Figure contents as structured data:
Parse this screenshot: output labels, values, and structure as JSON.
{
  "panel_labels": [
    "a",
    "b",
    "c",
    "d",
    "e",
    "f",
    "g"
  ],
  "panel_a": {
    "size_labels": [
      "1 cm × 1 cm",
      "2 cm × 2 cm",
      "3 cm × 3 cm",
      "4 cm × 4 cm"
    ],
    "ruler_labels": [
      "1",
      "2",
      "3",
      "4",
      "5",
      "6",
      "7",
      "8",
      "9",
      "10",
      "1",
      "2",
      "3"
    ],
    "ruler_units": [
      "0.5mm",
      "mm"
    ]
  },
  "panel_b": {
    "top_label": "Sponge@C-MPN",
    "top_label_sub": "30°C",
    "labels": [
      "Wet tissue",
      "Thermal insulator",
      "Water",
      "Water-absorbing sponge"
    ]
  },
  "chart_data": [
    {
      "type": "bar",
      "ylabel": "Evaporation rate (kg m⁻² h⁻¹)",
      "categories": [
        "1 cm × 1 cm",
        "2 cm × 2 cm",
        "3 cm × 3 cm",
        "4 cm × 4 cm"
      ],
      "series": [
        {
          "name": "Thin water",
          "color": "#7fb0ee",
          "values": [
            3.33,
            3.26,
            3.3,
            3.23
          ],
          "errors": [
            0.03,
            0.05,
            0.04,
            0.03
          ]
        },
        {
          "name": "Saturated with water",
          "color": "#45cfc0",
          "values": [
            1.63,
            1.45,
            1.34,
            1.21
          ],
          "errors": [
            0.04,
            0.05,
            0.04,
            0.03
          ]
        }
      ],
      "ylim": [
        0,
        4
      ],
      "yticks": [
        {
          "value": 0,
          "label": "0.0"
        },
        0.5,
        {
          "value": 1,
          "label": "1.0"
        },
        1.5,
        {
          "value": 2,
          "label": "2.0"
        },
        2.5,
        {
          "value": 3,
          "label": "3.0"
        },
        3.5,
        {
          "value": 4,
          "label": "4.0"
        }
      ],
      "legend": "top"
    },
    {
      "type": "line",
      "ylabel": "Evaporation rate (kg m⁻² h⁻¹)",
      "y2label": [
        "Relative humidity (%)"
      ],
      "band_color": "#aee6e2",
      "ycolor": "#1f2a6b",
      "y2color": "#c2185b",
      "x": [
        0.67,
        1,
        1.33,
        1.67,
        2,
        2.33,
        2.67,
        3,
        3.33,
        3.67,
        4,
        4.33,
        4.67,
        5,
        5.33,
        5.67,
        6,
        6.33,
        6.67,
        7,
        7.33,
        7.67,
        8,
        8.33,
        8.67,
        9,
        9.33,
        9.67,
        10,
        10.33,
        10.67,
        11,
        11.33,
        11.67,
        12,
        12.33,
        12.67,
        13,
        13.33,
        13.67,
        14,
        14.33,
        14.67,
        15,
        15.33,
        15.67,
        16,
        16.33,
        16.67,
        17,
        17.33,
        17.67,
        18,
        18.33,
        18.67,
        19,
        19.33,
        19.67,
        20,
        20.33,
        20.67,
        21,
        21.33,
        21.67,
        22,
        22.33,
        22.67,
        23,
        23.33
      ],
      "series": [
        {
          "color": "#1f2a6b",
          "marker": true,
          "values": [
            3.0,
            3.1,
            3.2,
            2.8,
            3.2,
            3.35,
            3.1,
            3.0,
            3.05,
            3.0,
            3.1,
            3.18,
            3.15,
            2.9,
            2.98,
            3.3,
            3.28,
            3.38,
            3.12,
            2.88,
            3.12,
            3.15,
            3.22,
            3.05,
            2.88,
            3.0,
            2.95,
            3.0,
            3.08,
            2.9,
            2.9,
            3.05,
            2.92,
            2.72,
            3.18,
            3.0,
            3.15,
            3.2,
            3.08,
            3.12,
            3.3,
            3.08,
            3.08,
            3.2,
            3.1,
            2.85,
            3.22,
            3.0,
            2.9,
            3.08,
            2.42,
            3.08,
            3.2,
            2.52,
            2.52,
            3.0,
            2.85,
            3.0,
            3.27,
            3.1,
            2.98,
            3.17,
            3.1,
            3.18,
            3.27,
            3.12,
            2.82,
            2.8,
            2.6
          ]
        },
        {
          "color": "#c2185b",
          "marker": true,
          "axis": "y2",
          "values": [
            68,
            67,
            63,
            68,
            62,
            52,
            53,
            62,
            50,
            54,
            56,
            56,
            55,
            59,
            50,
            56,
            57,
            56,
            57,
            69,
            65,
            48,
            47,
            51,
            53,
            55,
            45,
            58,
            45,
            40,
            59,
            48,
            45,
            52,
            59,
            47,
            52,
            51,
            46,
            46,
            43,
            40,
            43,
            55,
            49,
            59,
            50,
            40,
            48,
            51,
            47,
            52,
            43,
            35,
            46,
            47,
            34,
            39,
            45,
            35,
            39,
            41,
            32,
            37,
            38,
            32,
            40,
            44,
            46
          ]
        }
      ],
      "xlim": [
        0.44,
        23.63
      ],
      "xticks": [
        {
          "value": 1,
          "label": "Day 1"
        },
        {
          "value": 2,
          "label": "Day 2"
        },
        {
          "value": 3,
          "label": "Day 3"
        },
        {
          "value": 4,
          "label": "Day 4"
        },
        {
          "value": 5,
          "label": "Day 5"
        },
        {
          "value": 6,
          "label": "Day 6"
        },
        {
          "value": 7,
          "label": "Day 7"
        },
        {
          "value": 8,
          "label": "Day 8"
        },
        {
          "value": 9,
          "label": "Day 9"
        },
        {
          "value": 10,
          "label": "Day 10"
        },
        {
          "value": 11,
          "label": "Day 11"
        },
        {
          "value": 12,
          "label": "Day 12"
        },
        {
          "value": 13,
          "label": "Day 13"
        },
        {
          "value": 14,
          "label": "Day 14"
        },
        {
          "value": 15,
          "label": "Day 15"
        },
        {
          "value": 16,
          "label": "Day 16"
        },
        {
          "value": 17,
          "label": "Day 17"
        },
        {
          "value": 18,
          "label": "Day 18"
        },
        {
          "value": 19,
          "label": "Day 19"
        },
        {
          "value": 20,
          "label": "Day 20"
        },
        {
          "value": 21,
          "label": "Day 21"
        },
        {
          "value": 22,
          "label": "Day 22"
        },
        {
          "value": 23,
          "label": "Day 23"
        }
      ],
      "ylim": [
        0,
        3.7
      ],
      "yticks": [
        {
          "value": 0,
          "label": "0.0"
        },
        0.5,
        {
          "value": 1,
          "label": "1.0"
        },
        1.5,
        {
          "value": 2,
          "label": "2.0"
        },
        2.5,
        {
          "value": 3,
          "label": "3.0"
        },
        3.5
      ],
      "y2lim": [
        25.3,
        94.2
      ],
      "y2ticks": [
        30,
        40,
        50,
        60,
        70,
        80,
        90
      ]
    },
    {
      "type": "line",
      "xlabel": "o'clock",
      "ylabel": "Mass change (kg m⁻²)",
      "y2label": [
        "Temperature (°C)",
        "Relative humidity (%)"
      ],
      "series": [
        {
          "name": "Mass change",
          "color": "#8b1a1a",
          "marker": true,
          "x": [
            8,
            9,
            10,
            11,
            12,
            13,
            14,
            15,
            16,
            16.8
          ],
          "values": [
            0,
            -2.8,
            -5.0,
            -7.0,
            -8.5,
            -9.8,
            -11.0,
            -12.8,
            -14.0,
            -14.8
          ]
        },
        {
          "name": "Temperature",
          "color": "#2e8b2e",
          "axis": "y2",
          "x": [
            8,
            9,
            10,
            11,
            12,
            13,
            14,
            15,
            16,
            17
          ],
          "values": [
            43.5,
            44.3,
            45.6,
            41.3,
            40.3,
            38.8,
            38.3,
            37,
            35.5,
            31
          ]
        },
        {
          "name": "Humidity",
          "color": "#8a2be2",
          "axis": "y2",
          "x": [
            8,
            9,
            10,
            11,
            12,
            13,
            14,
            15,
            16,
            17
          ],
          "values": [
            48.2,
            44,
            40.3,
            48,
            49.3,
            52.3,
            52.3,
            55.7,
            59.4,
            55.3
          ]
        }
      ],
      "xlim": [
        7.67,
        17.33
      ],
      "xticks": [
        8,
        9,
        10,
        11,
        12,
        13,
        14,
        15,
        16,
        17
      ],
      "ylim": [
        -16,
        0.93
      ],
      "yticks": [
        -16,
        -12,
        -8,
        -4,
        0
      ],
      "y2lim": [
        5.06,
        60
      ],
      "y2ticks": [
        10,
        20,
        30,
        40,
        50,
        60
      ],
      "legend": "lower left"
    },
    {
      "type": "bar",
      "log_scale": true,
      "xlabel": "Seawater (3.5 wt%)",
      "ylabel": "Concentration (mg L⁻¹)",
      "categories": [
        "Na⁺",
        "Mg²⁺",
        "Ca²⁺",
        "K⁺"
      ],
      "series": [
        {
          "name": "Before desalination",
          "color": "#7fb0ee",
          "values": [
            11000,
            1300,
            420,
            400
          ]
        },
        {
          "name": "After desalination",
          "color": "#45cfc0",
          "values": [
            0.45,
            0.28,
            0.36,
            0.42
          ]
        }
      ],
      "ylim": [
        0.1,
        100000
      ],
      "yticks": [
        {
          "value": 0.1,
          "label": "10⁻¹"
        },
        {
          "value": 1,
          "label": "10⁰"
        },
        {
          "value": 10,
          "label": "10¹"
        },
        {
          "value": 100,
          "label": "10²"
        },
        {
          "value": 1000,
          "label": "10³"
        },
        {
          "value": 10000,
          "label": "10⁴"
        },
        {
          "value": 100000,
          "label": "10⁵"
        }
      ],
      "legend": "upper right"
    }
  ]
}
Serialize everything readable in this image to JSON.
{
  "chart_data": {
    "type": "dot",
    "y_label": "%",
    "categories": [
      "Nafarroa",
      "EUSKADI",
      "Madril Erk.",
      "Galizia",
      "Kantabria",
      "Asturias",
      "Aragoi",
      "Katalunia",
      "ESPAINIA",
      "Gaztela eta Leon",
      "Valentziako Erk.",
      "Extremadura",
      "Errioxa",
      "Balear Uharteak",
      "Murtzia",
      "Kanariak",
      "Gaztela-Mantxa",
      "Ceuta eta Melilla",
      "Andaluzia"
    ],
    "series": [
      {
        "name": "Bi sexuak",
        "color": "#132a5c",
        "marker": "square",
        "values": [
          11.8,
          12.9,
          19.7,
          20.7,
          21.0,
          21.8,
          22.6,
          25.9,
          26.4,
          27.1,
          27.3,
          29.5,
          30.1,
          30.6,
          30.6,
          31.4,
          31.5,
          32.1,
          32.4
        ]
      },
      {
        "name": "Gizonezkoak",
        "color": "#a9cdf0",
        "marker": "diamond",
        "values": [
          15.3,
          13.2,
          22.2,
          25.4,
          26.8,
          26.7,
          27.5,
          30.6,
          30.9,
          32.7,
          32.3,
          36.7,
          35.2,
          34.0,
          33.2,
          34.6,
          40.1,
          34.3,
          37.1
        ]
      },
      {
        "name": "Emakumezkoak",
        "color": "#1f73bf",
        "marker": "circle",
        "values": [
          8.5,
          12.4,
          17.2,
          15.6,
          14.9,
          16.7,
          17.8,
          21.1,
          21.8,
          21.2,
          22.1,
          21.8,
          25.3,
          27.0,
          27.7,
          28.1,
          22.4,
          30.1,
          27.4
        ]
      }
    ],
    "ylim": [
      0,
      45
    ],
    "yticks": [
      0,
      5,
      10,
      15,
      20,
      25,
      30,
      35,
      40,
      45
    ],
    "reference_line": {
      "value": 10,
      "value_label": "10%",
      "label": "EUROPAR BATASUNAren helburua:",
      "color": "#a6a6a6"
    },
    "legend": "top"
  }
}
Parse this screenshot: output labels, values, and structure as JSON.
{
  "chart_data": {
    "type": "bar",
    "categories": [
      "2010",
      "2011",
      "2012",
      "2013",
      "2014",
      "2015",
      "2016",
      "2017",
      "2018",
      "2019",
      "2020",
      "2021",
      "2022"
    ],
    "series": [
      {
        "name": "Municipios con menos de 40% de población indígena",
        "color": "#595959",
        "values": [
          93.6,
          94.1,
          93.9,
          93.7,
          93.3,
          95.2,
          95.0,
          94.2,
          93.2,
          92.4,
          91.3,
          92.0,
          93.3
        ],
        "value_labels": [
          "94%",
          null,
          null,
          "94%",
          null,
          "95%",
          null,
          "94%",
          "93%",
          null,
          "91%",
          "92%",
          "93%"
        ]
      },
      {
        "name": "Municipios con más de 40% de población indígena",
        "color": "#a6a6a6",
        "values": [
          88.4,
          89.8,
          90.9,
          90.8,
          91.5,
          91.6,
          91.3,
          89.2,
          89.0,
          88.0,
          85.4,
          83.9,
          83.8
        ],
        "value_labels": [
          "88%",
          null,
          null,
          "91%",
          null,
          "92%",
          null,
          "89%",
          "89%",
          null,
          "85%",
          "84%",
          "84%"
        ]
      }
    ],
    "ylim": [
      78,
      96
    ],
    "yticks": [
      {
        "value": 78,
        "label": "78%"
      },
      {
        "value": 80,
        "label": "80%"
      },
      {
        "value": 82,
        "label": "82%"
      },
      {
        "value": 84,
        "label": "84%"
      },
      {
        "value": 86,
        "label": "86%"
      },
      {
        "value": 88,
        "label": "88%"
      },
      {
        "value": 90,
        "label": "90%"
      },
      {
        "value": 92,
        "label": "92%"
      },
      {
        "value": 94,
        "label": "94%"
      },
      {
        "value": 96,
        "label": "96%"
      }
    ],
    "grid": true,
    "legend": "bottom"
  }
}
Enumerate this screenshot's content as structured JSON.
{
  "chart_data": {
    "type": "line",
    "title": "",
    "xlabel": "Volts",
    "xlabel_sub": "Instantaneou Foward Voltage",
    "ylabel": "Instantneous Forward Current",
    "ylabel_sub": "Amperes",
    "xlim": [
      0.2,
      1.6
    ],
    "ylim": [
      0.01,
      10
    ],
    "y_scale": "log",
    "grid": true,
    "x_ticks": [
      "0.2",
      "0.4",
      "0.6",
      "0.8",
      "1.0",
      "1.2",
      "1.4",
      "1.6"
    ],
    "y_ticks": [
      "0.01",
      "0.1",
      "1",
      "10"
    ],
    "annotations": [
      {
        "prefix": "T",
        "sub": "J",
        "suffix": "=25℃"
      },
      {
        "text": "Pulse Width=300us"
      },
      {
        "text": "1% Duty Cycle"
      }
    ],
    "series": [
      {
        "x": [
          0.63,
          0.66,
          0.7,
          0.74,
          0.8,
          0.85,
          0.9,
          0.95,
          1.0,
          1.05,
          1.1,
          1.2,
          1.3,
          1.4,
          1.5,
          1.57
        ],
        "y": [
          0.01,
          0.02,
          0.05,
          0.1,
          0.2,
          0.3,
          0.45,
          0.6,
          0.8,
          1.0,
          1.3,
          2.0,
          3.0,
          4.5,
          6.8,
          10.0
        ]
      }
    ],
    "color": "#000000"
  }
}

:: Exercise requirements ::
Which lines contain "Mass"? Copy each of them.

:: Finished answer ::
      "ylabel": "Mass change (kg m⁻²)",
          "name": "Mass change",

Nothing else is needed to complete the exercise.